**DOCUMENT SECTION:**
******************************
Now obviously this is Python not Java but effectively that's the Java version of the coarse lock example from earlier in the PR comments. Do we have a sense here about what's most "Pythonic"? Maybe it was a mistake from the beginning to be calling incr() in the constructor?

kkoz commented 3 years ago

First, I made the changes I did mostly to simplify some of the unit testing (otherwise I needed to do mock locking). Second, I think that encapsulation suggests that no, the TablesI constructor should not call incr. All it cares about is getting the data it needs out of the storage - whether that uses 1 shared file handle, 1 file handle per table, or a new file handle per operation should be implementation details of the HdfStorage. I feel like If we were writing a Java or C++ interface for HdfStorage, we would not expose incr. It seems possible to me that we will never achieve something Pythonic because Python is largely expecting single-threaded workflows. In general file reading in Python is done using with, so we'd do something like

class TableI:
def getWhereList:
    with HdfStorage(file_path,...) as storage:
        logic

Then the storage would be "automatically" cleaned up/closed like any other file handle. But for various reasons, we can't do it this way. Still thinking about how I'd refactor this.

chris-allan commented 3 years ago

Agreed, @kkoz. I think what's here now is functional and certainly solves the initial problem. There is certainly elegance and clarity to consider here but given you are already looking at a large refactoring to support pure read-only access I think what's here is sufficient and we can try to tackle some of these issues in a follow up PR.
******************************
**WORK REQUIRED:** In the discussion about the TablesI constructor, what does kkoz say was the main reason for the changes they made? The listing that comes next is unrelated to the discussion above.

**AVAILABLE DATA:**
******************************
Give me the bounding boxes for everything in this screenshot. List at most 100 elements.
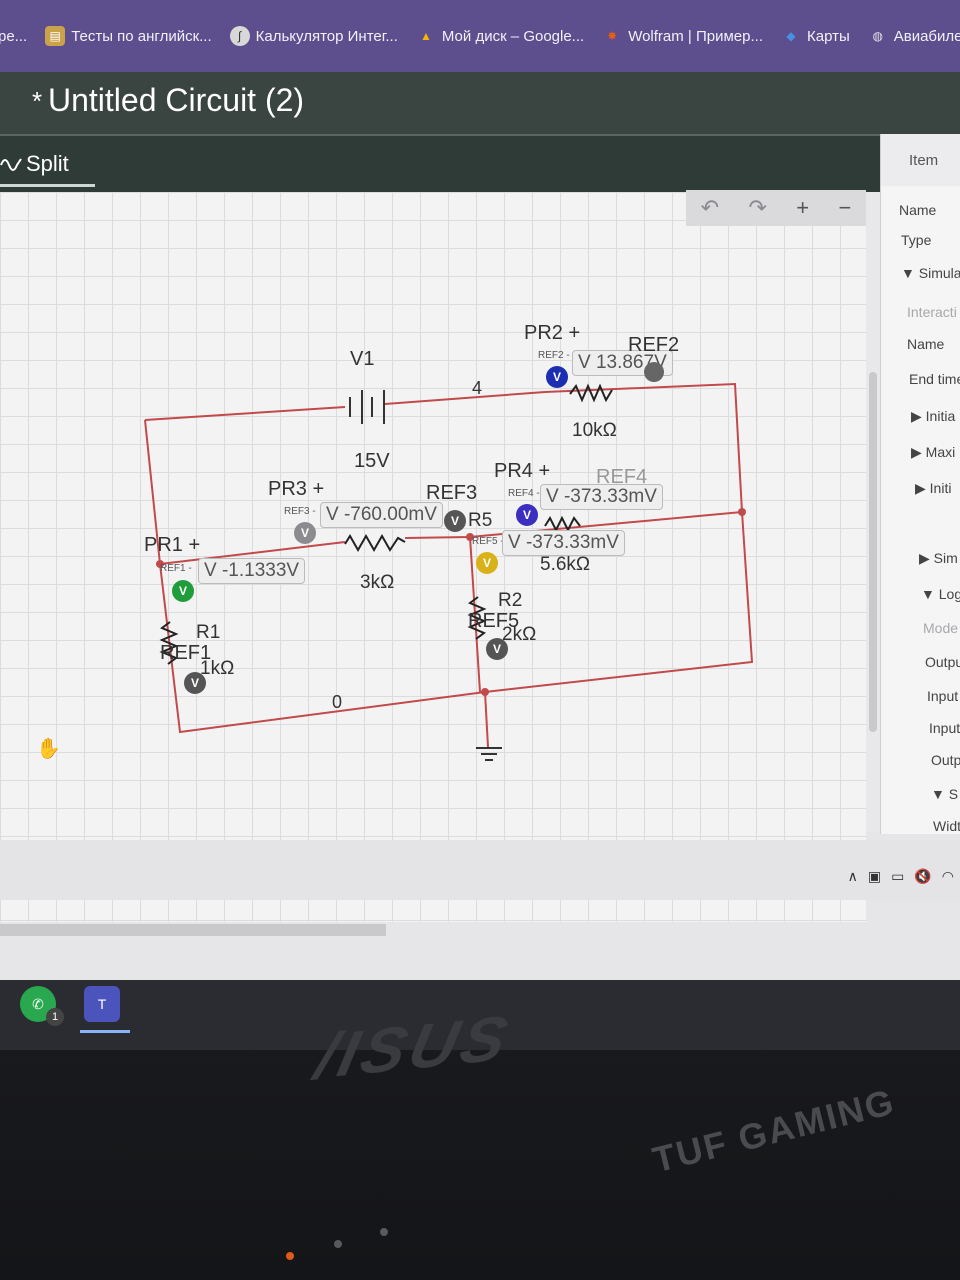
******************************
**EXERCISE RESPONSE:** To simplify some of the unit testing, since otherwise mock locking would have been needed.